Exercise goal: Of the lines in the listing below, how many hold "FFFFFF"? Answer with the number only.

Entries taken from a collection
⟨
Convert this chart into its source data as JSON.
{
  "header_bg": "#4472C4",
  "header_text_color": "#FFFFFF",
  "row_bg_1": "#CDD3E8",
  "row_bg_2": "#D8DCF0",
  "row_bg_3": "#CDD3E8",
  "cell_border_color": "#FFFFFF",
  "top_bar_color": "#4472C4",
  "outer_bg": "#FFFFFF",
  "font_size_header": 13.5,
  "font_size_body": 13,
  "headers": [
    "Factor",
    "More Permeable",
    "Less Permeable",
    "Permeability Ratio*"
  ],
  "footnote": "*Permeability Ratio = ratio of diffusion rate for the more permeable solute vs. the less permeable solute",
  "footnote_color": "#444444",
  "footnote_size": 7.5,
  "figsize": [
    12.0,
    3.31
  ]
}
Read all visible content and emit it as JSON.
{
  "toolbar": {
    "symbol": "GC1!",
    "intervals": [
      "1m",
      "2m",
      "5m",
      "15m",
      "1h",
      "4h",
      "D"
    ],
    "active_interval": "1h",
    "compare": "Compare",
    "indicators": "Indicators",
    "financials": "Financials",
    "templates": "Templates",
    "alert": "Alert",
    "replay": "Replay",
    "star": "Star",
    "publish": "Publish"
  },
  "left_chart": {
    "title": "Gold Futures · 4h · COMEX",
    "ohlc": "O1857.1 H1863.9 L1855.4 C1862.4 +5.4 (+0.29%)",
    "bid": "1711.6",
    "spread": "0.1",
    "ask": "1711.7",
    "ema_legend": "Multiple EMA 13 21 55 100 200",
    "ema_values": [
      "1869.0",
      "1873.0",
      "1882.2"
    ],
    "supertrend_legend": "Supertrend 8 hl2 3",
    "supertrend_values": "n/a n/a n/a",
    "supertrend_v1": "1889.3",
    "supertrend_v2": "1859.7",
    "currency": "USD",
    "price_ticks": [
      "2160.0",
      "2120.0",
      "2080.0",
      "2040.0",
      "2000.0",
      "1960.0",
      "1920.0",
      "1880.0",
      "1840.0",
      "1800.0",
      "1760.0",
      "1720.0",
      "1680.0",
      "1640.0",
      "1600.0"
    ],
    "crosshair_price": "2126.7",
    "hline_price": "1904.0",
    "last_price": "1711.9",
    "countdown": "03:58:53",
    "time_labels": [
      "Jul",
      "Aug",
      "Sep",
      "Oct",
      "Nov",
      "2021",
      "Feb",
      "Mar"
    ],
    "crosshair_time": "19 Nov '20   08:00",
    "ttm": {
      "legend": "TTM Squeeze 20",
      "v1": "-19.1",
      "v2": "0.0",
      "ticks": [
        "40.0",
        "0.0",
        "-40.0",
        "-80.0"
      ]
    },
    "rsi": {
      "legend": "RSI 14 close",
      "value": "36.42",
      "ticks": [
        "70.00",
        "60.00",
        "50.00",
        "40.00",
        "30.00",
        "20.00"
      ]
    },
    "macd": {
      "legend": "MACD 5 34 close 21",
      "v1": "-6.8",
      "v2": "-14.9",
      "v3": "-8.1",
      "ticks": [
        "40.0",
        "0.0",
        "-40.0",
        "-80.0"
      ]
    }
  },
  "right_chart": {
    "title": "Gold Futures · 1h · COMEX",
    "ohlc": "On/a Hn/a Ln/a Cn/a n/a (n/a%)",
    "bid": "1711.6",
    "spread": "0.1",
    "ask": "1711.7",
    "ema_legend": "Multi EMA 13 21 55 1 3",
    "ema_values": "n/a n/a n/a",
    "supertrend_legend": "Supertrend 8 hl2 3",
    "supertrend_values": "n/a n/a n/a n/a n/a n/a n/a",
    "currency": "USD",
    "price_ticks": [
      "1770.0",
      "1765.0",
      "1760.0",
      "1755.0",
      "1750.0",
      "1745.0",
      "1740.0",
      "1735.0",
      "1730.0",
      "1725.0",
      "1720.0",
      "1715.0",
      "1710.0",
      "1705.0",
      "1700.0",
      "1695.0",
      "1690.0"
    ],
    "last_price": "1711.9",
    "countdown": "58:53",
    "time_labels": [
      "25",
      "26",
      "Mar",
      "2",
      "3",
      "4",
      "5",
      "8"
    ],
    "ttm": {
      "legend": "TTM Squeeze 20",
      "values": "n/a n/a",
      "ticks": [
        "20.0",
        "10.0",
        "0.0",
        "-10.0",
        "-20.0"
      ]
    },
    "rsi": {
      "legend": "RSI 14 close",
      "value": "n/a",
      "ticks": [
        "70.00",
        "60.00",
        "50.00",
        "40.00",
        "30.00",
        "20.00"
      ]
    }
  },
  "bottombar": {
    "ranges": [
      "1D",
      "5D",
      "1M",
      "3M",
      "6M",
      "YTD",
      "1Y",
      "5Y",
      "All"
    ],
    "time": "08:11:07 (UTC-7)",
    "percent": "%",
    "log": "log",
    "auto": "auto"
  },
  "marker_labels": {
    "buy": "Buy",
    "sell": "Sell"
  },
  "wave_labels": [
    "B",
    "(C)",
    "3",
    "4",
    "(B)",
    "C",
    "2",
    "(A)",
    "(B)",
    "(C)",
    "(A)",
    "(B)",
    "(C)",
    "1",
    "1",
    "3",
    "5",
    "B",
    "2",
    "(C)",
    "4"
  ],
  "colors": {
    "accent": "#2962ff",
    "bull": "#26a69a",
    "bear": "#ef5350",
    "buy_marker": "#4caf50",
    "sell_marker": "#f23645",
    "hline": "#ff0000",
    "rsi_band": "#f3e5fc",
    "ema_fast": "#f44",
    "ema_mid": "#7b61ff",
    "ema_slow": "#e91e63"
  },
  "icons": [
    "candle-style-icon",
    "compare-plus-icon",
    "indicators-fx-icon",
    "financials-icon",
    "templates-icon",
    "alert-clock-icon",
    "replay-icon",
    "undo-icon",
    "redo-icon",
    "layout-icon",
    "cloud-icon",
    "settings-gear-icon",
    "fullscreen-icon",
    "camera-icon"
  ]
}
⟩
Exercise answer: 3